_Extracted records_
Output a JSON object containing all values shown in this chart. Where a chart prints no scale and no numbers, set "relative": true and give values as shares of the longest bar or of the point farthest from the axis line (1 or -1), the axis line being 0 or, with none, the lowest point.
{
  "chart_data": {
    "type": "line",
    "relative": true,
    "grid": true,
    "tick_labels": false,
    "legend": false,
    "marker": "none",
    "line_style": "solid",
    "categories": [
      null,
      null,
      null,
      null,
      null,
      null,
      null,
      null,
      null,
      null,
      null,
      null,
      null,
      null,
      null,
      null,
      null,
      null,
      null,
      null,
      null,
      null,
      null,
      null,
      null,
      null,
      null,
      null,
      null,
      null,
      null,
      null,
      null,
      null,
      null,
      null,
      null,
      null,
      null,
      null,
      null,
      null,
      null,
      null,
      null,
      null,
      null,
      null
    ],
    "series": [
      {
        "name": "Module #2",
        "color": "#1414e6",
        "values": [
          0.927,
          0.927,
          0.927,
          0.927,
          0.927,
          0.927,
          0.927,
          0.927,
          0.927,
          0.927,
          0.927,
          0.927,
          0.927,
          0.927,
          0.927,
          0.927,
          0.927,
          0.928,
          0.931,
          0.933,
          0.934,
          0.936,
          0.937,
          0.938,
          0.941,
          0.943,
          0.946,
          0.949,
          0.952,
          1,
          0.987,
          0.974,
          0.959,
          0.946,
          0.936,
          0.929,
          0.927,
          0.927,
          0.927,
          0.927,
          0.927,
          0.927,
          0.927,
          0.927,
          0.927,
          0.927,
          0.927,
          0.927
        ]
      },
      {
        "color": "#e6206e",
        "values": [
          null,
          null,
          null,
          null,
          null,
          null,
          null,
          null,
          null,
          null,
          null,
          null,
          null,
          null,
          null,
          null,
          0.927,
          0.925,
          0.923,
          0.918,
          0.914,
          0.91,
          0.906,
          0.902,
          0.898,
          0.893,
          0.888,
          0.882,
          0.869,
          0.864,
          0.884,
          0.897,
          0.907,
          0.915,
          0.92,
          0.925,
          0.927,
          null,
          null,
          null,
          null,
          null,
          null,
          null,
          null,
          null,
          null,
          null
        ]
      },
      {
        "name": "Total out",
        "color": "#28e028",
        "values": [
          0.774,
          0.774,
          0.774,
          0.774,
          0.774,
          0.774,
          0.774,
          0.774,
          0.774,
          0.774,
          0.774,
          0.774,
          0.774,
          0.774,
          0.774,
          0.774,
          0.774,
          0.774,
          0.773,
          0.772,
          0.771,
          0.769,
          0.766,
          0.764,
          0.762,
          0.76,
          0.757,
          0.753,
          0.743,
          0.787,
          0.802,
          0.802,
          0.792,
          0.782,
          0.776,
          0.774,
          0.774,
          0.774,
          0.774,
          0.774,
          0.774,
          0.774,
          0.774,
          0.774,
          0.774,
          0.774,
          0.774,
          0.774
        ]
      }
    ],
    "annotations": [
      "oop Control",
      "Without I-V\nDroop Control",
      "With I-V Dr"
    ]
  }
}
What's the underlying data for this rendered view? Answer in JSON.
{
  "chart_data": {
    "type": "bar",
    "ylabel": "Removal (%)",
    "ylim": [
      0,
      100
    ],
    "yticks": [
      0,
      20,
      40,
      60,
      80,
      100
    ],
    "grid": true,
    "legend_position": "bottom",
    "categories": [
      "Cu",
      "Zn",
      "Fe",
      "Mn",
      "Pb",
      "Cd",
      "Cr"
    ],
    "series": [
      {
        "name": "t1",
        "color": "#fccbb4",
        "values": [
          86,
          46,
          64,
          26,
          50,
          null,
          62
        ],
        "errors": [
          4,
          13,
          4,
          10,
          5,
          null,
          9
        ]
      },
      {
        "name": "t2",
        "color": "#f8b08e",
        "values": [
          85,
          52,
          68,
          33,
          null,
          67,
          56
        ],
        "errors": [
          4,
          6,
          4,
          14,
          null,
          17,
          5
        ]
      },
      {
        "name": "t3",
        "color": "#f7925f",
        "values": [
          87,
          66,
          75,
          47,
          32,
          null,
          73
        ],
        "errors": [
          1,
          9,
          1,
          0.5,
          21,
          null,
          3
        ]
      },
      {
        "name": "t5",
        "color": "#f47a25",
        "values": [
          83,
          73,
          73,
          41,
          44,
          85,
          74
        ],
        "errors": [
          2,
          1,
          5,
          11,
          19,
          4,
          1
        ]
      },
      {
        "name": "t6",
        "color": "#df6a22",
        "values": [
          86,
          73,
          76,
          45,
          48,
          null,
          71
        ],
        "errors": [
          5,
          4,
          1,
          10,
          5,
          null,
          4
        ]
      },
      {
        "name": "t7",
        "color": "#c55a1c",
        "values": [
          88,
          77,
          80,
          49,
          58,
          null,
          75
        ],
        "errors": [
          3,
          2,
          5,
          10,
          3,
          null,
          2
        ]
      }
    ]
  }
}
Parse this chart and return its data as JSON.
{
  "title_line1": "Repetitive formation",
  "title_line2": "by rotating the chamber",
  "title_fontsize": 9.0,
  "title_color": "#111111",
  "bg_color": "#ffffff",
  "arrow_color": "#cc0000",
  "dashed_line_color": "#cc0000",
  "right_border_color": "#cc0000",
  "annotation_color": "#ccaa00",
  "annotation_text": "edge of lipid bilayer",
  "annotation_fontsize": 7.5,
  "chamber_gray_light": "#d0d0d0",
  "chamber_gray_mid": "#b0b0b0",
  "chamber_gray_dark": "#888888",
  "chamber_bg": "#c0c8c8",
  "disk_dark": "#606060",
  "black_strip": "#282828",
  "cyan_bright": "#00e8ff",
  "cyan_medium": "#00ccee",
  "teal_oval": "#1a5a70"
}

_Goal of the exercise_
Reproduce the entries above in full, verbatim.

_Problem solution_
Output a JSON object containing all values shown in this chart. Where a chart prints no scale and no numbers, set "relative": true and give values as shares of the longest bar or of the point farthest from the axis line (1 or -1), the axis line being 0 or, with none, the lowest point.
{
  "chart_data": {
    "type": "line",
    "relative": true,
    "grid": true,
    "tick_labels": false,
    "legend": false,
    "marker": "none",
    "line_style": "solid",
    "categories": [
      null,
      null,
      null,
      null,
      null,
      null,
      null,
      null,
      null,
      null,
      null,
      null,
      null,
      null,
      null,
      null,
      null,
      null,
      null,
      null,
      null,
      null,
      null,
      null,
      null,
      null,
      null,
      null,
      null,
      null,
      null,
      null,
      null,
      null,
      null,
      null,
      null,
      null,
      null,
      null,
      null,
      null,
      null,
      null,
      null,
      null,
      null,
      null
    ],
    "series": [
      {
        "name": "Module #2",
        "color": "#1414e6",
        "values": [
          0.927,
          0.927,
          0.927,
          0.927,
          0.927,
          0.927,
          0.927,
          0.927,
          0.927,
          0.927,
          0.927,
          0.927,
          0.927,
          0.927,
          0.927,
          0.927,
          0.927,
          0.928,
          0.931,
          0.933,
          0.934,
          0.936,
          0.937,
          0.938,
          0.941,
          0.943,
          0.946,
          0.949,
          0.952,
          1,
          0.987,
          0.974,
          0.959,
          0.946,
          0.936,
          0.929,
          0.927,
          0.927,
          0.927,
          0.927,
          0.927,
          0.927,
          0.927,
          0.927,
          0.927,
          0.927,
          0.927,
          0.927
        ]
      },
      {
        "color": "#e6206e",
        "values": [
          null,
          null,
          null,
          null,
          null,
          null,
          null,
          null,
          null,
          null,
          null,
          null,
          null,
          null,
          null,
          null,
          0.927,
          0.925,
          0.923,
          0.918,
          0.914,
          0.91,
          0.906,
          0.902,
          0.898,
          0.893,
          0.888,
          0.882,
          0.869,
          0.864,
          0.884,
          0.897,
          0.907,
          0.915,
          0.92,
          0.925,
          0.927,
          null,
          null,
          null,
          null,
          null,
          null,
          null,
          null,
          null,
          null,
          null
        ]
      },
      {
        "name": "Total out",
        "color": "#28e028",
        "values": [
          0.774,
          0.774,
          0.774,
          0.774,
          0.774,
          0.774,
          0.774,
          0.774,
          0.774,
          0.774,
          0.774,
          0.774,
          0.774,
          0.774,
          0.774,
          0.774,
          0.774,
          0.774,
          0.773,
          0.772,
          0.771,
          0.769,
          0.766,
          0.764,
          0.762,
          0.76,
          0.757,
          0.753,
          0.743,
          0.787,
          0.802,
          0.802,
          0.792,
          0.782,
          0.776,
          0.774,
          0.774,
          0.774,
          0.774,
          0.774,
          0.774,
          0.774,
          0.774,
          0.774,
          0.774,
          0.774,
          0.774,
          0.774
        ]
      }
    ],
    "annotations": [
      "oop Control",
      "Without I-V\nDroop Control",
      "With I-V Dr"
    ]
  }
}
What's the underlying data for this rendered view? Answer in JSON.
{
  "chart_data": {
    "type": "bar",
    "ylabel": "Removal (%)",
    "ylim": [
      0,
      100
    ],
    "yticks": [
      0,
      20,
      40,
      60,
      80,
      100
    ],
    "grid": true,
    "legend_position": "bottom",
    "categories": [
      "Cu",
      "Zn",
      "Fe",
      "Mn",
      "Pb",
      "Cd",
      "Cr"
    ],
    "series": [
      {
        "name": "t1",
        "color": "#fccbb4",
        "values": [
          86,
          46,
          64,
          26,
          50,
          null,
          62
        ],
        "errors": [
          4,
          13,
          4,
          10,
          5,
          null,
          9
        ]
      },
      {
        "name": "t2",
        "color": "#f8b08e",
        "values": [
          85,
          52,
          68,
          33,
          null,
          67,
          56
        ],
        "errors": [
          4,
          6,
          4,
          14,
          null,
          17,
          5
        ]
      },
      {
        "name": "t3",
        "color": "#f7925f",
        "values": [
          87,
          66,
          75,
          47,
          32,
          null,
          73
        ],
        "errors": [
          1,
          9,
          1,
          0.5,
          21,
          null,
          3
        ]
      },
      {
        "name": "t5",
        "color": "#f47a25",
        "values": [
          83,
          73,
          73,
          41,
          44,
          85,
          74
        ],
        "errors": [
          2,
          1,
          5,
          11,
          19,
          4,
          1
        ]
      },
      {
        "name": "t6",
        "color": "#df6a22",
        "values": [
          86,
          73,
          76,
          45,
          48,
          null,
          71
        ],
        "errors": [
          5,
          4,
          1,
          10,
          5,
          null,
          4
        ]
      },
      {
        "name": "t7",
        "color": "#c55a1c",
        "values": [
          88,
          77,
          80,
          49,
          58,
          null,
          75
        ],
        "errors": [
          3,
          2,
          5,
          10,
          3,
          null,
          2
        ]
      }
    ]
  }
}
Parse this chart and return its data as JSON.
{
  "title_line1": "Repetitive formation",
  "title_line2": "by rotating the chamber",
  "title_fontsize": 9.0,
  "title_color": "#111111",
  "bg_color": "#ffffff",
  "arrow_color": "#cc0000",
  "dashed_line_color": "#cc0000",
  "right_border_color": "#cc0000",
  "annotation_color": "#ccaa00",
  "annotation_text": "edge of lipid bilayer",
  "annotation_fontsize": 7.5,
  "chamber_gray_light": "#d0d0d0",
  "chamber_gray_mid": "#b0b0b0",
  "chamber_gray_dark": "#888888",
  "chamber_bg": "#c0c8c8",
  "disk_dark": "#606060",
  "black_strip": "#282828",
  "cyan_bright": "#00e8ff",
  "cyan_medium": "#00ccee",
  "teal_oval": "#1a5a70"
}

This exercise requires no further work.